* [CHALLENGE]
Write out the full set of records below exactly.

* [STORED DATA]
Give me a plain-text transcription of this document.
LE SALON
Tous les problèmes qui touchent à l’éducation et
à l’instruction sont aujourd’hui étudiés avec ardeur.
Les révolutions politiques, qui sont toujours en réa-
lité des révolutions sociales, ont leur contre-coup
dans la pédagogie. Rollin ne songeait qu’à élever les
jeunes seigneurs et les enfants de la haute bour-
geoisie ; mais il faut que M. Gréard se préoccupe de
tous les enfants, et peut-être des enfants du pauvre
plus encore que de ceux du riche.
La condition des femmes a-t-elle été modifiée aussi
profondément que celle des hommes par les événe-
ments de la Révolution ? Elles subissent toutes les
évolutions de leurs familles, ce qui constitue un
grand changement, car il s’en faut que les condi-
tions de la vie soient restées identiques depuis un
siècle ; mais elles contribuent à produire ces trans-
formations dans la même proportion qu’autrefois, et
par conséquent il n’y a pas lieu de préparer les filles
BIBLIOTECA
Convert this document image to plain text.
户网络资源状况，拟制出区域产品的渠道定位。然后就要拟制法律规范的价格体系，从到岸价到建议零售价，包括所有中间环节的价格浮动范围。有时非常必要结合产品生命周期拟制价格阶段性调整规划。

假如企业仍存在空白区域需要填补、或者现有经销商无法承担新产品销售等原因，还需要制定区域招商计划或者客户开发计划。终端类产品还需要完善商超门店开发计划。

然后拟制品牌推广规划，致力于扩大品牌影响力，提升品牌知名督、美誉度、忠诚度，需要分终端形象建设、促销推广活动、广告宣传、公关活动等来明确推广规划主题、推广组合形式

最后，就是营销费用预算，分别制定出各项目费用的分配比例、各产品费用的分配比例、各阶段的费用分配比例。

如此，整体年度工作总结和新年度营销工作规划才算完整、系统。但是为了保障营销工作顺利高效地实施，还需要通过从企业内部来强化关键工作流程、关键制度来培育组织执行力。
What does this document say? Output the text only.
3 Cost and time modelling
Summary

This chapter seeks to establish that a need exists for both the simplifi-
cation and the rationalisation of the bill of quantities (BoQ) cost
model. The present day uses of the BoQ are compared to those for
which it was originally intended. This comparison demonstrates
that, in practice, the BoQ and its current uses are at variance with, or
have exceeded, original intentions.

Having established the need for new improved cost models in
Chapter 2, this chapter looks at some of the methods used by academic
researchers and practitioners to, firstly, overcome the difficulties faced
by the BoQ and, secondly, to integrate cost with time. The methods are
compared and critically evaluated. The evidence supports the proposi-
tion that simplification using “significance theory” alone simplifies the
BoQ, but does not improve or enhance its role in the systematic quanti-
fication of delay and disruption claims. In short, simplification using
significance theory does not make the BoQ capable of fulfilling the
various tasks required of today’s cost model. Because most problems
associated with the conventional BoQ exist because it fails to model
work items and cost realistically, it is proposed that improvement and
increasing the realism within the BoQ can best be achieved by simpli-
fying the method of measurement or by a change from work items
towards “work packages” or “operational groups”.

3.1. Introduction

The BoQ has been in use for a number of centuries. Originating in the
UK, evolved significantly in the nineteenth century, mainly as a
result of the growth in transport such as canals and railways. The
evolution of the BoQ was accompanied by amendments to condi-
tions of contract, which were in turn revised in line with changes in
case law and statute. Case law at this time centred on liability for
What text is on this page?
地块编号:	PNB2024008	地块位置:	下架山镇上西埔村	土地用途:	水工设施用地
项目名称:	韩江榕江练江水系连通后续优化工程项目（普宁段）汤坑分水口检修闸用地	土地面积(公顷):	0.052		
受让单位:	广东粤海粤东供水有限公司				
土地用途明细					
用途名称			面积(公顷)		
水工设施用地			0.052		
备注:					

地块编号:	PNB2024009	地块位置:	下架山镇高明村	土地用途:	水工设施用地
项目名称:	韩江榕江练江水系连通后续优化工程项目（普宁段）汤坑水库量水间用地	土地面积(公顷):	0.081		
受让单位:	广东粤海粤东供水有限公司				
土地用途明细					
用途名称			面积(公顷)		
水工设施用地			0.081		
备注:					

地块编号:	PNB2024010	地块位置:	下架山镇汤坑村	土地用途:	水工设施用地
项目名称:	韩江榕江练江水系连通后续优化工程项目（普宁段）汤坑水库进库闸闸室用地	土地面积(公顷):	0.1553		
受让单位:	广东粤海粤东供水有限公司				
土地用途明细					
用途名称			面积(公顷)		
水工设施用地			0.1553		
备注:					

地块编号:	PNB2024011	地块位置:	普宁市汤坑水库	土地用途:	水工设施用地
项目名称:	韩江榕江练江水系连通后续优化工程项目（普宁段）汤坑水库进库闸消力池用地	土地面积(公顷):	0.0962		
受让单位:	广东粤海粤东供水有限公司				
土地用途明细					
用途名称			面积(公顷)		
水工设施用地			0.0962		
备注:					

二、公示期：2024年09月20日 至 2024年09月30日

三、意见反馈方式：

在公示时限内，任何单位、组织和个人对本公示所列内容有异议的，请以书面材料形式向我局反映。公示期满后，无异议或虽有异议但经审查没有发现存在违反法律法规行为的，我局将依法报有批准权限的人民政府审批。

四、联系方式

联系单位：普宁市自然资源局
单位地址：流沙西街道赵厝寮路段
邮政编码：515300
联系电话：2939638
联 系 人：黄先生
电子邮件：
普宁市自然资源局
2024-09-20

* [EXERCISE RESULT]
Give me a plain-text transcription of this document.
LE SALON
Tous les problèmes qui touchent à l’éducation et
à l’instruction sont aujourd’hui étudiés avec ardeur.
Les révolutions politiques, qui sont toujours en réa-
lité des révolutions sociales, ont leur contre-coup
dans la pédagogie. Rollin ne songeait qu’à élever les
jeunes seigneurs et les enfants de la haute bour-
geoisie ; mais il faut que M. Gréard se préoccupe de
tous les enfants, et peut-être des enfants du pauvre
plus encore que de ceux du riche.
La condition des femmes a-t-elle été modifiée aussi
profondément que celle des hommes par les événe-
ments de la Révolution ? Elles subissent toutes les
évolutions de leurs familles, ce qui constitue un
grand changement, car il s’en faut que les condi-
tions de la vie soient restées identiques depuis un
siècle ; mais elles contribuent à produire ces trans-
formations dans la même proportion qu’autrefois, et
par conséquent il n’y a pas lieu de préparer les filles
BIBLIOTECA
Convert this document image to plain text.
户网络资源状况，拟制出区域产品的渠道定位。然后就要拟制法律规范的价格体系，从到岸价到建议零售价，包括所有中间环节的价格浮动范围。有时非常必要结合产品生命周期拟制价格阶段性调整规划。

假如企业仍存在空白区域需要填补、或者现有经销商无法承担新产品销售等原因，还需要制定区域招商计划或者客户开发计划。终端类产品还需要完善商超门店开发计划。

然后拟制品牌推广规划，致力于扩大品牌影响力，提升品牌知名督、美誉度、忠诚度，需要分终端形象建设、促销推广活动、广告宣传、公关活动等来明确推广规划主题、推广组合形式

最后，就是营销费用预算，分别制定出各项目费用的分配比例、各产品费用的分配比例、各阶段的费用分配比例。

如此，整体年度工作总结和新年度营销工作规划才算完整、系统。但是为了保障营销工作顺利高效地实施，还需要通过从企业内部来强化关键工作流程、关键制度来培育组织执行力。
What does this document say? Output the text only.
3 Cost and time modelling
Summary

This chapter seeks to establish that a need exists for both the simplifi-
cation and the rationalisation of the bill of quantities (BoQ) cost
model. The present day uses of the BoQ are compared to those for
which it was originally intended. This comparison demonstrates
that, in practice, the BoQ and its current uses are at variance with, or
have exceeded, original intentions.

Having established the need for new improved cost models in
Chapter 2, this chapter looks at some of the methods used by academic
researchers and practitioners to, firstly, overcome the difficulties faced
by the BoQ and, secondly, to integrate cost with time. The methods are
compared and critically evaluated. The evidence supports the proposi-
tion that simplification using “significance theory” alone simplifies the
BoQ, but does not improve or enhance its role in the systematic quanti-
fication of delay and disruption claims. In short, simplification using
significance theory does not make the BoQ capable of fulfilling the
various tasks required of today’s cost model. Because most problems
associated with the conventional BoQ exist because it fails to model
work items and cost realistically, it is proposed that improvement and
increasing the realism within the BoQ can best be achieved by simpli-
fying the method of measurement or by a change from work items
towards “work packages” or “operational groups”.

3.1. Introduction

The BoQ has been in use for a number of centuries. Originating in the
UK, evolved significantly in the nineteenth century, mainly as a
result of the growth in transport such as canals and railways. The
evolution of the BoQ was accompanied by amendments to condi-
tions of contract, which were in turn revised in line with changes in
case law and statute. Case law at this time centred on liability for
What text is on this page?
地块编号:	PNB2024008	地块位置:	下架山镇上西埔村	土地用途:	水工设施用地
项目名称:	韩江榕江练江水系连通后续优化工程项目（普宁段）汤坑分水口检修闸用地	土地面积(公顷):	0.052		
受让单位:	广东粤海粤东供水有限公司				
土地用途明细					
用途名称			面积(公顷)		
水工设施用地			0.052		
备注:					

地块编号:	PNB2024009	地块位置:	下架山镇高明村	土地用途:	水工设施用地
项目名称:	韩江榕江练江水系连通后续优化工程项目（普宁段）汤坑水库量水间用地	土地面积(公顷):	0.081		
受让单位:	广东粤海粤东供水有限公司				
土地用途明细					
用途名称			面积(公顷)		
水工设施用地			0.081		
备注:					

地块编号:	PNB2024010	地块位置:	下架山镇汤坑村	土地用途:	水工设施用地
项目名称:	韩江榕江练江水系连通后续优化工程项目（普宁段）汤坑水库进库闸闸室用地	土地面积(公顷):	0.1553		
受让单位:	广东粤海粤东供水有限公司				
土地用途明细					
用途名称			面积(公顷)		
水工设施用地			0.1553		
备注:					

地块编号:	PNB2024011	地块位置:	普宁市汤坑水库	土地用途:	水工设施用地
项目名称:	韩江榕江练江水系连通后续优化工程项目（普宁段）汤坑水库进库闸消力池用地	土地面积(公顷):	0.0962		
受让单位:	广东粤海粤东供水有限公司				
土地用途明细					
用途名称			面积(公顷)		
水工设施用地			0.0962		
备注:					

二、公示期：2024年09月20日 至 2024年09月30日

三、意见反馈方式：

在公示时限内，任何单位、组织和个人对本公示所列内容有异议的，请以书面材料形式向我局反映。公示期满后，无异议或虽有异议但经审查没有发现存在违反法律法规行为的，我局将依法报有批准权限的人民政府审批。

四、联系方式

联系单位：普宁市自然资源局
单位地址：流沙西街道赵厝寮路段
邮政编码：515300
联系电话：2939638
联 系 人：黄先生
电子邮件：
普宁市自然资源局
2024-09-20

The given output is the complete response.